◆ **What you need to do**
**A)** According to the passage on hyperaldosteronism, which measures are used to treat apparent mineralocorticoid excess? List every one.
**B)** In the passage on hyperaldosteronism, which chromosome region do genetic studies link with familial hyperaldosteronism type II?
**C)** Extend the passage on hyperaldosteronism past its final sentence.

*** Opening Provided passage ***

ADRENOCORTICAL CARCINOMA
Adrenocortical carcinomas account for less than 1 per cent of cases of PHA in human patients.11 The diagnosis is based on screening and confirmatory tests as outlined, and on identification of an adrenal mass (usually >4 cm) on CT examination. Adrenal carcinomas also may exhibit variation in steroidogenic production, with clinical signs related to mineralocorticoid excess only, or mixed effects of glucocorticoid, mineralocorticoid, and/or sex steroid production.22 Some carcinomas possess little or no 11β-hydroxylase activity, thus having minimal, if any, aldosterone secretion (see Figure 24-2). Signs of mineralocorticoid excess are caused by increased deoxycorticosterone production, leaving low or nondetectable circulating aldosterone concentrations, as has been reported in human beings and a dog.22,23
FAMILIAL CAUSES OF HYPERALDOSTERONISM
Familial hyperaldosteronism type I (glucocorticoid-remediable hyperaldosteronism) occurs in 0.5 to 1 per cent of cases of PHA. Affected persons usually are not hypokalemic but have a variable severity of hypertension. Suspicion for this disorder is raised by the presence of hypertension and cerebrovascular complications at a young age and a familial history of these occurrences. Initial confirmation of hyperaldosteronism is based on screening and confirmatory tests as described above. Findings of imaging studies and AVS testing are not unlike those of bilateral adrenal hyperplasia.24 The etiology is a hybrid gene derived from the 5′ regulatory sequence of the 11β-hydroxylase gene (CYP11B1) with the 3′ coding sequence from the aldosterone synthetase gene (CYP11B2).25–27 Therefore cells in the zona glomerulosa secrete aldosterone in response to ACTH rather than angiotensin II, and cells in the zona fasciculata produce hybrid steroids such as 18-hydroxycortisol or 18-oxo-cortisol. Measurement of 18-hydroxysteroids is the most definitive biochemical indicator in diagnosis.24 Familial hyperaldosteronism type I has an autosomal dominant mode of inheritance and a genetic test is available.26 Administration of dexamethasone results in decreases in glucocorticoid and mineralocorticoid concentrations, and blood pressure, serving as the basis for treatment of glucocorticoid-remediable hyperaldosteronism. Familial hyperaldosteronism type II (non–glucocorticoid-remediable hyperaldosteronism) refers to the familial occurrence of hyperaldosteronism owing to adrenocortical adenoma or hyperplasia. Genetic studies of families in Australia, Italy, and South America have identified a linkage of these causes of hyperaldosteronism with chromosome 7p22.28
Apparent mineralocorticoid excess is a rare disorder in which hypertension and hypokalemia are identified in young children. Plasma renin activity and circulating aldosterone concentrations are low. The etiology is a result of inactivating mutations of the gene encoding 11β-hydroxysteroid dehydrogenase type 2, which are inherited as an autosomal recessive trait. The mutations allow cortisol to gain access to the mineralocorticoid receptor.29 The biochemical marker for this disorder is reduction of serum concentrations of cortisone and its metabolites in relation to cortisol. Nephrocalcinosis has been reported in association with apparent mineralocorticoid excess.29,30 Restriction of dietary sodium is of benefit in controlling hypertension. Other therapeutic measures include administration of combinations of potassium supplementation, mineralocorticoid receptor antagonists, or hydrochlorothiazide.

*** Closing Provided passage ***
*** Opening Entries provided ***

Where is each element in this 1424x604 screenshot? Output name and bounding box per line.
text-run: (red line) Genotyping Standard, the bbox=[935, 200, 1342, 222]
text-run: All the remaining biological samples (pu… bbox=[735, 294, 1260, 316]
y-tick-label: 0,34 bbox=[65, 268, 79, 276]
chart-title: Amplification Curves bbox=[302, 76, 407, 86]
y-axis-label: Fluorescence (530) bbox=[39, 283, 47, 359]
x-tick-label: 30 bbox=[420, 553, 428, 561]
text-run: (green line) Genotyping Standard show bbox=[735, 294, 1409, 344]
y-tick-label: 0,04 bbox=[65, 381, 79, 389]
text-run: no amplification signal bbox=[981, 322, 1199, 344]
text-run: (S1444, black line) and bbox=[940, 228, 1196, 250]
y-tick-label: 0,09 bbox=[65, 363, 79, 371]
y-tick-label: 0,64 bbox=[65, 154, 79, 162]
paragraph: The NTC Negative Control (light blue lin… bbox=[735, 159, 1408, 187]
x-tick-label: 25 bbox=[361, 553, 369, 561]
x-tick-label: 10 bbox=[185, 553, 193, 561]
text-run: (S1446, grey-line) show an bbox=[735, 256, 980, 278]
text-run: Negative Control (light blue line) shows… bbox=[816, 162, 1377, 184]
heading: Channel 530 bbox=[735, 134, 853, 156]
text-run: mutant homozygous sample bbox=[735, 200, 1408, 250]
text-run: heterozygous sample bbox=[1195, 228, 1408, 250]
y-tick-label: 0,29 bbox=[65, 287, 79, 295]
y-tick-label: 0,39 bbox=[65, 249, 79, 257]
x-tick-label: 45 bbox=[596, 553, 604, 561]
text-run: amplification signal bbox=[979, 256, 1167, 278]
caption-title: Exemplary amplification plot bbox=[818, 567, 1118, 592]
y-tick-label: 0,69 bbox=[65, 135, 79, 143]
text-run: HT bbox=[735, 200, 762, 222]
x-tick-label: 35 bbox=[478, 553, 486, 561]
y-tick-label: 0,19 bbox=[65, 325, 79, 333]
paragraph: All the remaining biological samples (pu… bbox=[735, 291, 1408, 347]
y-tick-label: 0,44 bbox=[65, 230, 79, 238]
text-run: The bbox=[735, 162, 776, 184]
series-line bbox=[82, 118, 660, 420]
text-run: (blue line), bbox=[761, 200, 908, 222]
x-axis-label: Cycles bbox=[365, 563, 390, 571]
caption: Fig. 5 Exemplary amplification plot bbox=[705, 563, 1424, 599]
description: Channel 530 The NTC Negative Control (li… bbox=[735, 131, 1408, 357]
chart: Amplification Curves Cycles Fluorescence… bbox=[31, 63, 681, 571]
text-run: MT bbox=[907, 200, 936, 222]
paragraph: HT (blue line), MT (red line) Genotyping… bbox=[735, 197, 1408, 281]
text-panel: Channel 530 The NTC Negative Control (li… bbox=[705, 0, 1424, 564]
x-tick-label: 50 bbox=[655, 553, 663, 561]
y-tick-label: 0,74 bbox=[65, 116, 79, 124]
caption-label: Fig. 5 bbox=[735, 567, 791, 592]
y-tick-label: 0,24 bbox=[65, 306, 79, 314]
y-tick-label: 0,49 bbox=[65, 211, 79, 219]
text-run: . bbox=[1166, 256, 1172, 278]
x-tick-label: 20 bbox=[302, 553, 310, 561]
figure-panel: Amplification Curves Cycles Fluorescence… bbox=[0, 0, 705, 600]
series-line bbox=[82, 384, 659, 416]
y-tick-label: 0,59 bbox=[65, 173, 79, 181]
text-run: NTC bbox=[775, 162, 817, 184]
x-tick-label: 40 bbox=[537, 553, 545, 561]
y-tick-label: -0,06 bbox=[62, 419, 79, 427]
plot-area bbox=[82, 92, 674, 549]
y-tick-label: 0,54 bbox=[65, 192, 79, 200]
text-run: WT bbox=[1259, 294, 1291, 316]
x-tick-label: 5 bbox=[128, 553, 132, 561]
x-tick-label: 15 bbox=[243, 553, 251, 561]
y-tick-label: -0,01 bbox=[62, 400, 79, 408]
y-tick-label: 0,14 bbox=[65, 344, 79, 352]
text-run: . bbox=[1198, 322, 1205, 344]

*** Closing Entries provided ***

◆ **Responses in order**
**A)**
- Restriction of dietary sodium
- Potassium supplementation
- Mineralocorticoid receptor antagonists
- Hydrochlorothiazide

**B)** Chromosome 7p22.

**C)**
FELINE PRIMARY HYPERALDOSTERONISM
BACKGROUND AND PATHOGENESIS
The first feline case of hyperaldosteronism related to an adrenocortical carcinoma was reported in 1983 involving a 17-year-old domestic shorthair cat presenting with hypokalemic polymyopathy.31 Since 1999 PHA has been reported in 34 more cats. Adrenocortical adenoma or adenocarcinoma was identified in 23 cats.32–41 Of these 23 cats, 13 were included in a single case series36; the series allowed a more detailed profile of this disease to be described. Interestingly, nine of the 13 cats were diagnosed at a single first opinion practice in the United Kingdom, raising the possibility that the condition might be more common than thought previously.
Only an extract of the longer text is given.